• Stored data:
┄┄┄┄┄┄┄┄┄┄┄┄┄┄┄┄┄┄┄┄

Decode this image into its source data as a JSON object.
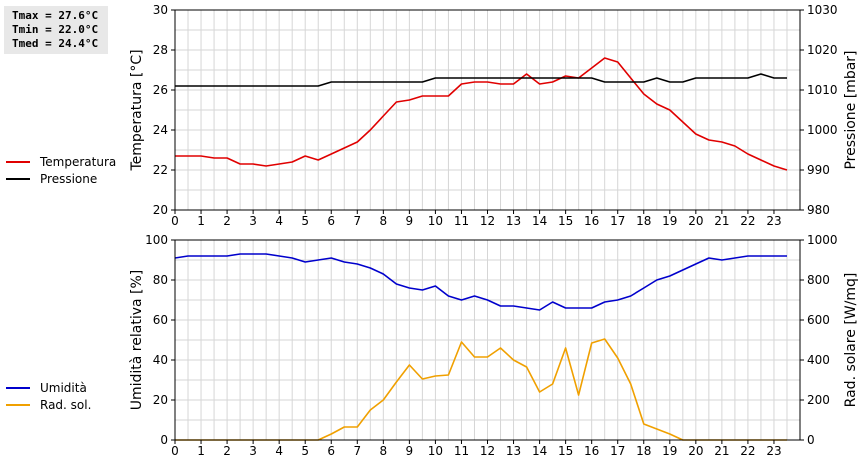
{
  "stats": {
    "tmax": "Tmax = 27.6°C",
    "tmin": "Tmin = 22.0°C",
    "tmed": "Tmed = 24.4°C"
  },
  "chart_data": [
    {
      "type": "line",
      "xlim": [
        0,
        24
      ],
      "x_ticks": [
        "0",
        "1",
        "2",
        "3",
        "4",
        "5",
        "6",
        "7",
        "8",
        "9",
        "10",
        "11",
        "12",
        "13",
        "14",
        "15",
        "16",
        "17",
        "18",
        "19",
        "20",
        "21",
        "22",
        "23"
      ],
      "ylabel": "Temperatura [°C]",
      "ylim": [
        20,
        30
      ],
      "y_ticks": [
        "20",
        "22",
        "24",
        "26",
        "28",
        "30"
      ],
      "y2label": "Pressione [mbar]",
      "y2lim": [
        980,
        1030
      ],
      "y2_ticks": [
        "980",
        "990",
        "1000",
        "1010",
        "1020",
        "1030"
      ],
      "grid": true,
      "legend_position": "left",
      "series": [
        {
          "name": "Temperatura",
          "axis": "left",
          "color": "#e00000",
          "x": [
            0,
            0.5,
            1,
            1.5,
            2,
            2.5,
            3,
            3.5,
            4,
            4.5,
            5,
            5.5,
            6,
            6.5,
            7,
            7.5,
            8,
            8.5,
            9,
            9.5,
            10,
            10.5,
            11,
            11.5,
            12,
            12.5,
            13,
            13.5,
            14,
            14.5,
            15,
            15.5,
            16,
            16.5,
            17,
            17.5,
            18,
            18.5,
            19,
            19.5,
            20,
            20.5,
            21,
            21.5,
            22,
            22.5,
            23,
            23.5
          ],
          "values": [
            22.7,
            22.7,
            22.7,
            22.6,
            22.6,
            22.3,
            22.3,
            22.2,
            22.3,
            22.4,
            22.7,
            22.5,
            22.8,
            23.1,
            23.4,
            24.0,
            24.7,
            25.4,
            25.5,
            25.7,
            25.7,
            25.7,
            26.3,
            26.4,
            26.4,
            26.3,
            26.3,
            26.8,
            26.3,
            26.4,
            26.7,
            26.6,
            27.1,
            27.6,
            27.4,
            26.6,
            25.8,
            25.3,
            25.0,
            24.4,
            23.8,
            23.5,
            23.4,
            23.2,
            22.8,
            22.5,
            22.2,
            22.0
          ]
        },
        {
          "name": "Pressione",
          "axis": "right",
          "color": "#000000",
          "x": [
            0,
            0.5,
            1,
            1.5,
            2,
            2.5,
            3,
            3.5,
            4,
            4.5,
            5,
            5.5,
            6,
            6.5,
            7,
            7.5,
            8,
            8.5,
            9,
            9.5,
            10,
            10.5,
            11,
            11.5,
            12,
            12.5,
            13,
            13.5,
            14,
            14.5,
            15,
            15.5,
            16,
            16.5,
            17,
            17.5,
            18,
            18.5,
            19,
            19.5,
            20,
            20.5,
            21,
            21.5,
            22,
            22.5,
            23,
            23.5
          ],
          "values": [
            1011,
            1011,
            1011,
            1011,
            1011,
            1011,
            1011,
            1011,
            1011,
            1011,
            1011,
            1011,
            1012,
            1012,
            1012,
            1012,
            1012,
            1012,
            1012,
            1012,
            1013,
            1013,
            1013,
            1013,
            1013,
            1013,
            1013,
            1013,
            1013,
            1013,
            1013,
            1013,
            1013,
            1012,
            1012,
            1012,
            1012,
            1013,
            1012,
            1012,
            1013,
            1013,
            1013,
            1013,
            1013,
            1014,
            1013,
            1013
          ]
        }
      ]
    },
    {
      "type": "line",
      "xlim": [
        0,
        24
      ],
      "x_ticks": [
        "0",
        "1",
        "2",
        "3",
        "4",
        "5",
        "6",
        "7",
        "8",
        "9",
        "10",
        "11",
        "12",
        "13",
        "14",
        "15",
        "16",
        "17",
        "18",
        "19",
        "20",
        "21",
        "22",
        "23"
      ],
      "ylabel": "Umidità relativa [%]",
      "ylim": [
        0,
        100
      ],
      "y_ticks": [
        "0",
        "20",
        "40",
        "60",
        "80",
        "100"
      ],
      "y2label": "Rad. solare [W/mq]",
      "y2lim": [
        0,
        1000
      ],
      "y2_ticks": [
        "0",
        "200",
        "400",
        "600",
        "800",
        "1000"
      ],
      "grid": true,
      "legend_position": "left",
      "series": [
        {
          "name": "Umidità",
          "axis": "left",
          "color": "#0000cc",
          "x": [
            0,
            0.5,
            1,
            1.5,
            2,
            2.5,
            3,
            3.5,
            4,
            4.5,
            5,
            5.5,
            6,
            6.5,
            7,
            7.5,
            8,
            8.5,
            9,
            9.5,
            10,
            10.5,
            11,
            11.5,
            12,
            12.5,
            13,
            13.5,
            14,
            14.5,
            15,
            15.5,
            16,
            16.5,
            17,
            17.5,
            18,
            18.5,
            19,
            19.5,
            20,
            20.5,
            21,
            21.5,
            22,
            22.5,
            23,
            23.5
          ],
          "values": [
            91,
            92,
            92,
            92,
            92,
            93,
            93,
            93,
            92,
            91,
            89,
            90,
            91,
            89,
            88,
            86,
            83,
            78,
            76,
            75,
            77,
            72,
            70,
            72,
            70,
            67,
            67,
            66,
            65,
            69,
            66,
            66,
            66,
            69,
            70,
            72,
            76,
            80,
            82,
            85,
            88,
            91,
            90,
            91,
            92,
            92,
            92,
            92
          ]
        },
        {
          "name": "Rad. sol.",
          "axis": "right",
          "color": "#f0a000",
          "x": [
            0,
            0.5,
            1,
            1.5,
            2,
            2.5,
            3,
            3.5,
            4,
            4.5,
            5,
            5.5,
            6,
            6.5,
            7,
            7.5,
            8,
            8.5,
            9,
            9.5,
            10,
            10.5,
            11,
            11.5,
            12,
            12.5,
            13,
            13.5,
            14,
            14.5,
            15,
            15.5,
            16,
            16.5,
            17,
            17.5,
            18,
            18.5,
            19,
            19.5,
            20,
            20.5,
            21,
            21.5,
            22,
            22.5,
            23,
            23.5
          ],
          "values": [
            0,
            0,
            0,
            0,
            0,
            0,
            0,
            0,
            0,
            0,
            0,
            0,
            30,
            65,
            65,
            150,
            200,
            290,
            375,
            305,
            320,
            325,
            490,
            415,
            415,
            460,
            400,
            365,
            240,
            280,
            460,
            225,
            485,
            505,
            410,
            280,
            80,
            55,
            30,
            0,
            0,
            0,
            0,
            0,
            0,
            0,
            0,
            0
          ]
        }
      ]
    }
  ]
}
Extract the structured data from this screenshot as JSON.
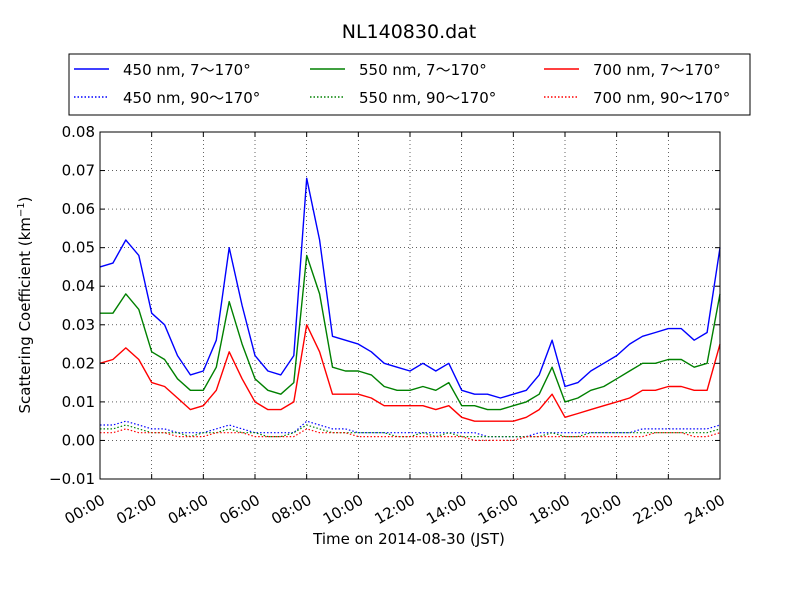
{
  "chart_data": {
    "type": "line",
    "title": "NL140830.dat",
    "xlabel": "Time on 2014-08-30 (JST)",
    "ylabel": "Scattering Coefficient (km⁻¹)",
    "ylabel_main": "Scattering Coefficient (km",
    "ylabel_exp": "−1",
    "ylabel_close": ")",
    "xlim": [
      0,
      24
    ],
    "ylim": [
      -0.01,
      0.08
    ],
    "x_ticks": [
      0,
      2,
      4,
      6,
      8,
      10,
      12,
      14,
      16,
      18,
      20,
      22,
      24
    ],
    "x_tick_labels": [
      "00:00",
      "02:00",
      "04:00",
      "06:00",
      "08:00",
      "10:00",
      "12:00",
      "14:00",
      "16:00",
      "18:00",
      "20:00",
      "22:00",
      "24:00"
    ],
    "y_ticks": [
      -0.01,
      0.0,
      0.01,
      0.02,
      0.03,
      0.04,
      0.05,
      0.06,
      0.07,
      0.08
    ],
    "y_tick_labels": [
      "−0.01",
      "0.00",
      "0.01",
      "0.02",
      "0.03",
      "0.04",
      "0.05",
      "0.06",
      "0.07",
      "0.08"
    ],
    "grid": true,
    "legend_position": "top, above plot",
    "x": [
      0,
      0.5,
      1,
      1.5,
      2,
      2.5,
      3,
      3.5,
      4,
      4.5,
      5,
      5.5,
      6,
      6.5,
      7,
      7.5,
      8,
      8.5,
      9,
      9.5,
      10,
      10.5,
      11,
      11.5,
      12,
      12.5,
      13,
      13.5,
      14,
      14.5,
      15,
      15.5,
      16,
      16.5,
      17,
      17.5,
      18,
      18.5,
      19,
      19.5,
      20,
      20.5,
      21,
      21.5,
      22,
      22.5,
      23,
      23.5,
      24
    ],
    "series": [
      {
        "name": "450 nm, 7～170°",
        "color": "#0000ff",
        "style": "solid",
        "values": [
          0.045,
          0.046,
          0.052,
          0.048,
          0.033,
          0.03,
          0.022,
          0.017,
          0.018,
          0.026,
          0.05,
          0.035,
          0.022,
          0.018,
          0.017,
          0.022,
          0.068,
          0.052,
          0.027,
          0.026,
          0.025,
          0.023,
          0.02,
          0.019,
          0.018,
          0.02,
          0.018,
          0.02,
          0.013,
          0.012,
          0.012,
          0.011,
          0.012,
          0.013,
          0.017,
          0.026,
          0.014,
          0.015,
          0.018,
          0.02,
          0.022,
          0.025,
          0.027,
          0.028,
          0.029,
          0.029,
          0.026,
          0.028,
          0.05
        ]
      },
      {
        "name": "550 nm, 7～170°",
        "color": "#008000",
        "style": "solid",
        "values": [
          0.033,
          0.033,
          0.038,
          0.034,
          0.023,
          0.021,
          0.016,
          0.013,
          0.013,
          0.019,
          0.036,
          0.025,
          0.016,
          0.013,
          0.012,
          0.015,
          0.048,
          0.038,
          0.019,
          0.018,
          0.018,
          0.017,
          0.014,
          0.013,
          0.013,
          0.014,
          0.013,
          0.015,
          0.009,
          0.009,
          0.008,
          0.008,
          0.009,
          0.01,
          0.012,
          0.019,
          0.01,
          0.011,
          0.013,
          0.014,
          0.016,
          0.018,
          0.02,
          0.02,
          0.021,
          0.021,
          0.019,
          0.02,
          0.038
        ]
      },
      {
        "name": "700 nm, 7～170°",
        "color": "#ff0000",
        "style": "solid",
        "values": [
          0.02,
          0.021,
          0.024,
          0.021,
          0.015,
          0.014,
          0.011,
          0.008,
          0.009,
          0.013,
          0.023,
          0.016,
          0.01,
          0.008,
          0.008,
          0.01,
          0.03,
          0.023,
          0.012,
          0.012,
          0.012,
          0.011,
          0.009,
          0.009,
          0.009,
          0.009,
          0.008,
          0.009,
          0.006,
          0.005,
          0.005,
          0.005,
          0.005,
          0.006,
          0.008,
          0.012,
          0.006,
          0.007,
          0.008,
          0.009,
          0.01,
          0.011,
          0.013,
          0.013,
          0.014,
          0.014,
          0.013,
          0.013,
          0.025
        ]
      },
      {
        "name": "450 nm, 90～170°",
        "color": "#0000ff",
        "style": "dotted",
        "values": [
          0.004,
          0.004,
          0.005,
          0.004,
          0.003,
          0.003,
          0.002,
          0.002,
          0.002,
          0.003,
          0.004,
          0.003,
          0.002,
          0.002,
          0.002,
          0.002,
          0.005,
          0.004,
          0.003,
          0.003,
          0.002,
          0.002,
          0.002,
          0.002,
          0.002,
          0.002,
          0.002,
          0.002,
          0.002,
          0.002,
          0.001,
          0.001,
          0.001,
          0.001,
          0.002,
          0.002,
          0.002,
          0.002,
          0.002,
          0.002,
          0.002,
          0.002,
          0.003,
          0.003,
          0.003,
          0.003,
          0.003,
          0.003,
          0.004
        ]
      },
      {
        "name": "550 nm, 90～170°",
        "color": "#008000",
        "style": "dotted",
        "values": [
          0.003,
          0.003,
          0.004,
          0.003,
          0.002,
          0.002,
          0.002,
          0.001,
          0.002,
          0.002,
          0.003,
          0.002,
          0.002,
          0.001,
          0.001,
          0.002,
          0.004,
          0.003,
          0.002,
          0.002,
          0.002,
          0.002,
          0.002,
          0.001,
          0.001,
          0.002,
          0.001,
          0.002,
          0.001,
          0.001,
          0.001,
          0.001,
          0.001,
          0.001,
          0.001,
          0.002,
          0.001,
          0.001,
          0.002,
          0.002,
          0.002,
          0.002,
          0.002,
          0.002,
          0.002,
          0.002,
          0.002,
          0.002,
          0.003
        ]
      },
      {
        "name": "700 nm, 90～170°",
        "color": "#ff0000",
        "style": "dotted",
        "values": [
          0.002,
          0.002,
          0.003,
          0.002,
          0.002,
          0.002,
          0.001,
          0.001,
          0.001,
          0.002,
          0.002,
          0.002,
          0.001,
          0.001,
          0.001,
          0.001,
          0.003,
          0.002,
          0.002,
          0.002,
          0.001,
          0.001,
          0.001,
          0.001,
          0.001,
          0.001,
          0.001,
          0.001,
          0.001,
          0.0,
          0.0,
          0.0,
          0.0,
          0.001,
          0.001,
          0.001,
          0.001,
          0.001,
          0.001,
          0.001,
          0.001,
          0.001,
          0.001,
          0.002,
          0.002,
          0.002,
          0.001,
          0.001,
          0.002
        ]
      }
    ],
    "legend_order": [
      0,
      1,
      2,
      3,
      4,
      5
    ]
  }
}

┄┄┄┄┄┄┄┄┄┄┄┄┄┄┄┄┄┄┄┄

Find the lines above that include the string "Pressione" and copy them.

      "y2label": "Pressione [mbar]",
          "name": "Pressione",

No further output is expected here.